Give all of the lines again, with nothing added or dropped.

» Materials provided:
══════
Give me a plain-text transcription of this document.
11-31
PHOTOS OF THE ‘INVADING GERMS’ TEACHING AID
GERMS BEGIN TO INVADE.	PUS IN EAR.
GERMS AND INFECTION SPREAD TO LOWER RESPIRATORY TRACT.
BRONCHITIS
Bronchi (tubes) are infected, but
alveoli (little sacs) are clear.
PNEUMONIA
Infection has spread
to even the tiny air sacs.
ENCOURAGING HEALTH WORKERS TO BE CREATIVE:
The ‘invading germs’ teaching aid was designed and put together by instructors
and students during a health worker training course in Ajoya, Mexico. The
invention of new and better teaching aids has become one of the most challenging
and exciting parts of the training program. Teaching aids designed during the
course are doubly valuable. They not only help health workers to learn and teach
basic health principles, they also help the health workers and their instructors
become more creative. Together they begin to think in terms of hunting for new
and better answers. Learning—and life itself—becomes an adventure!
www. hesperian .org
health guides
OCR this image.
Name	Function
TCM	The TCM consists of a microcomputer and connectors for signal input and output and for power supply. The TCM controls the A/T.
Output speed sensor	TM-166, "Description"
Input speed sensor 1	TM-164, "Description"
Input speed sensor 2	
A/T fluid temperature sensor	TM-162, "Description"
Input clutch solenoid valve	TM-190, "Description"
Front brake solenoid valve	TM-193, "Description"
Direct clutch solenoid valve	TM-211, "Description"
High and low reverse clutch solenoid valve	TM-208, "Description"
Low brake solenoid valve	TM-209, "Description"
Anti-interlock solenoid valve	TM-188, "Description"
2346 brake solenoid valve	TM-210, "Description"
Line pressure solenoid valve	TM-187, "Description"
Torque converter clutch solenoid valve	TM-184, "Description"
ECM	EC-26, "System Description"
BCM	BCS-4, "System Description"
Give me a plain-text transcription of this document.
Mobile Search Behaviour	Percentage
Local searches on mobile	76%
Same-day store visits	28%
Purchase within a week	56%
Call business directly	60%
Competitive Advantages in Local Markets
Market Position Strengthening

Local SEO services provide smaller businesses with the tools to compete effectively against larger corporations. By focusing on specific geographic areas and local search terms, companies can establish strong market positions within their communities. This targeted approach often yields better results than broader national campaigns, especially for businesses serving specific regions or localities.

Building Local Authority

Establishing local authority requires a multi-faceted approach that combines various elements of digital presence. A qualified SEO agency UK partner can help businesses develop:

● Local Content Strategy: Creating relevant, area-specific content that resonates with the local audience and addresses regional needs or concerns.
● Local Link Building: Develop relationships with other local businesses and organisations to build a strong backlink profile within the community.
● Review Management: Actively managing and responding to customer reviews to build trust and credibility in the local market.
══════
» The result:
Give me a plain-text transcription of this document.
11-31
PHOTOS OF THE ‘INVADING GERMS’ TEACHING AID
GERMS BEGIN TO INVADE.	PUS IN EAR.
GERMS AND INFECTION SPREAD TO LOWER RESPIRATORY TRACT.
BRONCHITIS
Bronchi (tubes) are infected, but
alveoli (little sacs) are clear.
PNEUMONIA
Infection has spread
to even the tiny air sacs.
ENCOURAGING HEALTH WORKERS TO BE CREATIVE:
The ‘invading germs’ teaching aid was designed and put together by instructors
and students during a health worker training course in Ajoya, Mexico. The
invention of new and better teaching aids has become one of the most challenging
and exciting parts of the training program. Teaching aids designed during the
course are doubly valuable. They not only help health workers to learn and teach
basic health principles, they also help the health workers and their instructors
become more creative. Together they begin to think in terms of hunting for new
and better answers. Learning—and life itself—becomes an adventure!
www. hesperian .org
health guides
OCR this image.
Name	Function
TCM	The TCM consists of a microcomputer and connectors for signal input and output and for power supply. The TCM controls the A/T.
Output speed sensor	TM-166, "Description"
Input speed sensor 1	TM-164, "Description"
Input speed sensor 2	
A/T fluid temperature sensor	TM-162, "Description"
Input clutch solenoid valve	TM-190, "Description"
Front brake solenoid valve	TM-193, "Description"
Direct clutch solenoid valve	TM-211, "Description"
High and low reverse clutch solenoid valve	TM-208, "Description"
Low brake solenoid valve	TM-209, "Description"
Anti-interlock solenoid valve	TM-188, "Description"
2346 brake solenoid valve	TM-210, "Description"
Line pressure solenoid valve	TM-187, "Description"
Torque converter clutch solenoid valve	TM-184, "Description"
ECM	EC-26, "System Description"
BCM	BCS-4, "System Description"
Give me a plain-text transcription of this document.
Mobile Search Behaviour	Percentage
Local searches on mobile	76%
Same-day store visits	28%
Purchase within a week	56%
Call business directly	60%
Competitive Advantages in Local Markets
Market Position Strengthening

Local SEO services provide smaller businesses with the tools to compete effectively against larger corporations. By focusing on specific geographic areas and local search terms, companies can establish strong market positions within their communities. This targeted approach often yields better results than broader national campaigns, especially for businesses serving specific regions or localities.

Building Local Authority

Establishing local authority requires a multi-faceted approach that combines various elements of digital presence. A qualified SEO agency UK partner can help businesses develop:

● Local Content Strategy: Creating relevant, area-specific content that resonates with the local audience and addresses regional needs or concerns.
● Local Link Building: Develop relationships with other local businesses and organisations to build a strong backlink profile within the community.
● Review Management: Actively managing and responding to customer reviews to build trust and credibility in the local market.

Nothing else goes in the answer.